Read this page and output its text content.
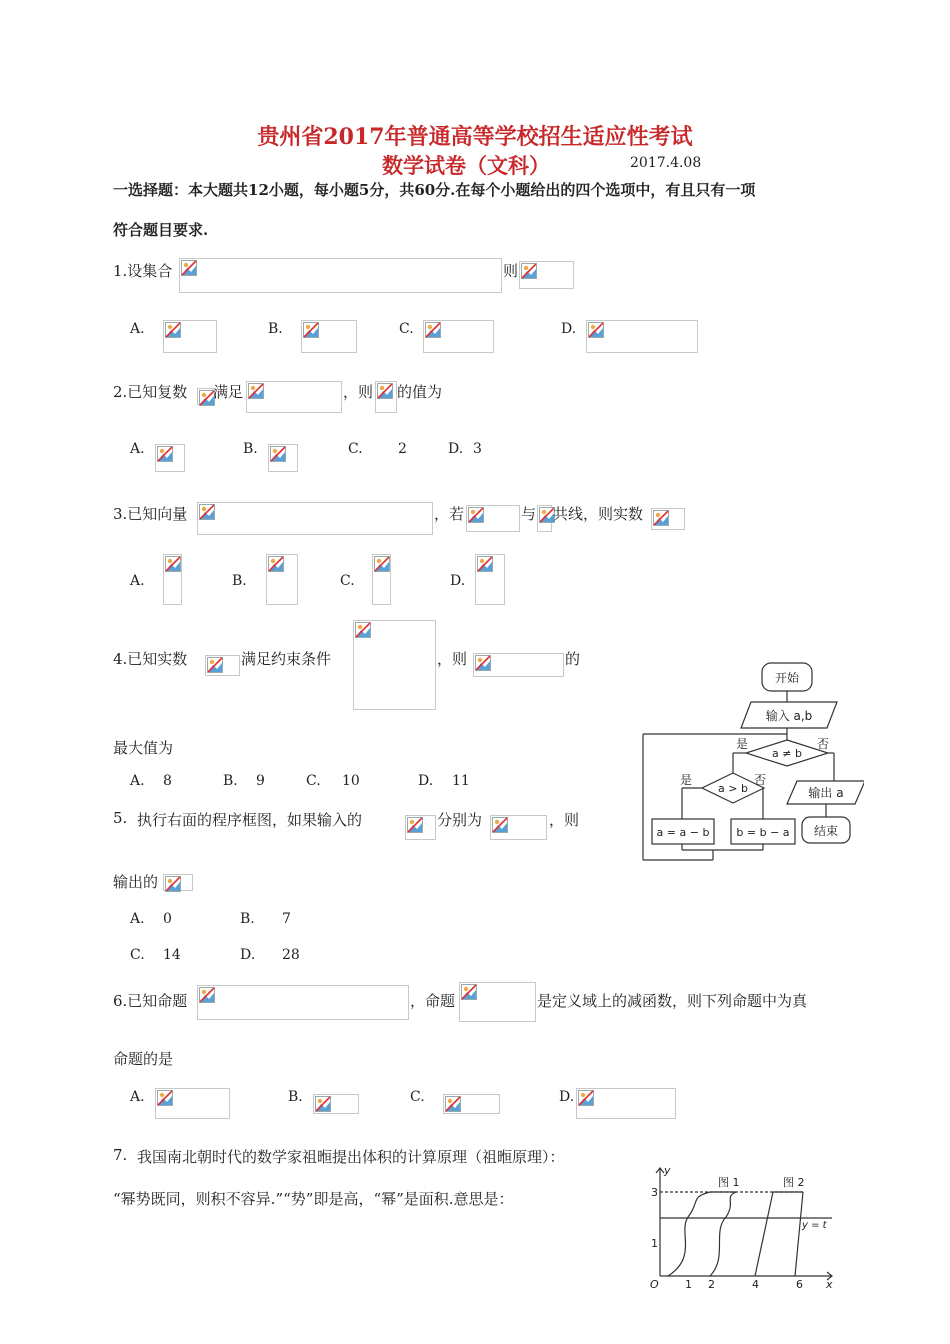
贵州省2017年普通高等学校招生适应性考试
数学试卷（文科）	2017.4.08
一选择题：本大题共12小题，每小题5分，共60分.在每个小题给出的四个选项中，有且只有一项
符合题目要求.
1.设集合	则
A.	B.	C.	D.
2.已知复数 满足	，则 的值为
A.	B.	C.	2	D. 3
3.已知向量	，若	与 共线，则实数
A.	B.	C.	D.
4.已知实数	满足约束条件	，则	的
最大值为
A. 8	B. 9	C. 10	D. 11
5. 执行右面的程序框图，如果输入的	分别为	，则
输出的
A. 0	B. 7
C. 14	D. 28
开始
输入 a,b
a ≠ b
a > b
是	否
是	否
a = a − b b = b − a
输出 a
结束
6.已知命题	，命题	是定义域上的减函数，则下列命题中为真
命题的是
A.	B.	C.	D.
7. 我国南北朝时代的数学家祖暅提出体积的计算原理（祖暅原理）：
“幂势既同，则积不容异.”“势”即是高，“幂”是面积.意思是：
y
x
O
3
1
1 2	4	6
图 1	图 2
y = t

SET EXERCISE
Apart from the pictures, the entries above are to be repeated in full and exactly.

WRITTEN SOLUTION
Read this page and output its text content.
贵州省2017年普通高等学校招生适应性考试
数学试卷（文科）	2017.4.08
一选择题：本大题共12小题，每小题5分，共60分.在每个小题给出的四个选项中，有且只有一项
符合题目要求.
1.设集合	则
A.	B.	C.	D.
2.已知复数 满足	，则 的值为
A.	B.	C.	2	D. 3
3.已知向量	，若	与 共线，则实数
A.	B.	C.	D.
4.已知实数	满足约束条件	，则	的
最大值为
A. 8	B. 9	C. 10	D. 11
5. 执行右面的程序框图，如果输入的	分别为	，则
输出的
A. 0	B. 7
C. 14	D. 28
开始
输入 a,b
a ≠ b
a > b
是	否
是	否
a = a − b b = b − a
输出 a
结束
6.已知命题	，命题	是定义域上的减函数，则下列命题中为真
命题的是
A.	B.	C.	D.
7. 我国南北朝时代的数学家祖暅提出体积的计算原理（祖暅原理）：
“幂势既同，则积不容异.”“势”即是高，“幂”是面积.意思是：
y
x
O
3
1
1 2	4	6
图 1	图 2
y = t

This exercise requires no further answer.